• _WHAT TO PRODUCE_
In your copy, leave out the pictures and repeat the entries below exactly.

────────────────────

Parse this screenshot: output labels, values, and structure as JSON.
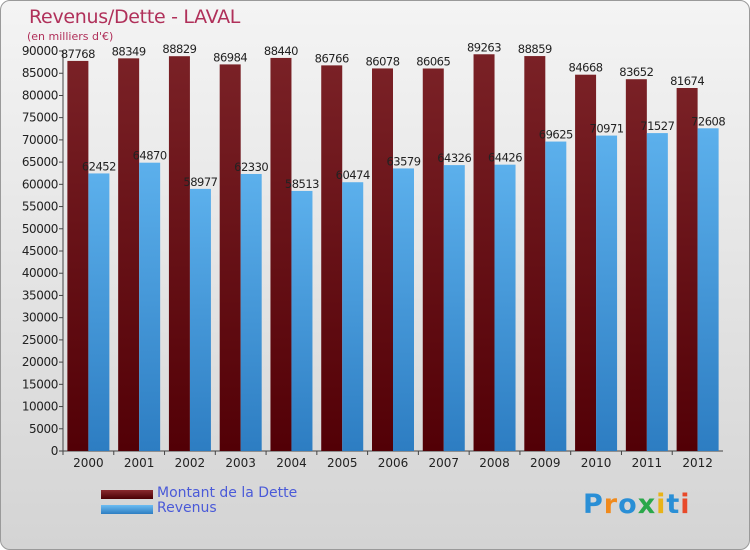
{
  "header": {
    "title": "Revenus/Dette - LAVAL",
    "subtitle": "(en milliers d'€)"
  },
  "legend": {
    "items": [
      {
        "label": "Montant de la Dette",
        "color": "#6a0f10"
      },
      {
        "label": "Revenus",
        "color": "#3c96d6"
      }
    ]
  },
  "logo": {
    "text": "Proxiti",
    "letters": [
      "P",
      "r",
      "o",
      "x",
      "i",
      "t",
      "i"
    ]
  },
  "chart_data": {
    "type": "bar",
    "categories": [
      "2000",
      "2001",
      "2002",
      "2003",
      "2004",
      "2005",
      "2006",
      "2007",
      "2008",
      "2009",
      "2010",
      "2011",
      "2012"
    ],
    "series": [
      {
        "name": "Montant de la Dette",
        "color": "#6a0f10",
        "values": [
          87768,
          88349,
          88829,
          86984,
          88440,
          86766,
          86078,
          86065,
          89263,
          88859,
          84668,
          83652,
          81674
        ]
      },
      {
        "name": "Revenus",
        "color": "#3c96d6",
        "values": [
          62452,
          64870,
          58977,
          62330,
          58513,
          60474,
          63579,
          64326,
          64426,
          69625,
          70971,
          71527,
          72608
        ]
      }
    ],
    "ylim": [
      0,
      90000
    ],
    "ytick_step": 5000,
    "grid": false,
    "legend_position": "bottom-left"
  }
}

────────────────────

• _WRITTEN REPLY_
Parse this screenshot: output labels, values, and structure as JSON.
{
  "header": {
    "title": "Revenus/Dette - LAVAL",
    "subtitle": "(en milliers d'€)"
  },
  "legend": {
    "items": [
      {
        "label": "Montant de la Dette",
        "color": "#6a0f10"
      },
      {
        "label": "Revenus",
        "color": "#3c96d6"
      }
    ]
  },
  "logo": {
    "text": "Proxiti",
    "letters": [
      "P",
      "r",
      "o",
      "x",
      "i",
      "t",
      "i"
    ]
  },
  "chart_data": {
    "type": "bar",
    "categories": [
      "2000",
      "2001",
      "2002",
      "2003",
      "2004",
      "2005",
      "2006",
      "2007",
      "2008",
      "2009",
      "2010",
      "2011",
      "2012"
    ],
    "series": [
      {
        "name": "Montant de la Dette",
        "color": "#6a0f10",
        "values": [
          87768,
          88349,
          88829,
          86984,
          88440,
          86766,
          86078,
          86065,
          89263,
          88859,
          84668,
          83652,
          81674
        ]
      },
      {
        "name": "Revenus",
        "color": "#3c96d6",
        "values": [
          62452,
          64870,
          58977,
          62330,
          58513,
          60474,
          63579,
          64326,
          64426,
          69625,
          70971,
          71527,
          72608
        ]
      }
    ],
    "ylim": [
      0,
      90000
    ],
    "ytick_step": 5000,
    "grid": false,
    "legend_position": "bottom-left"
  }
}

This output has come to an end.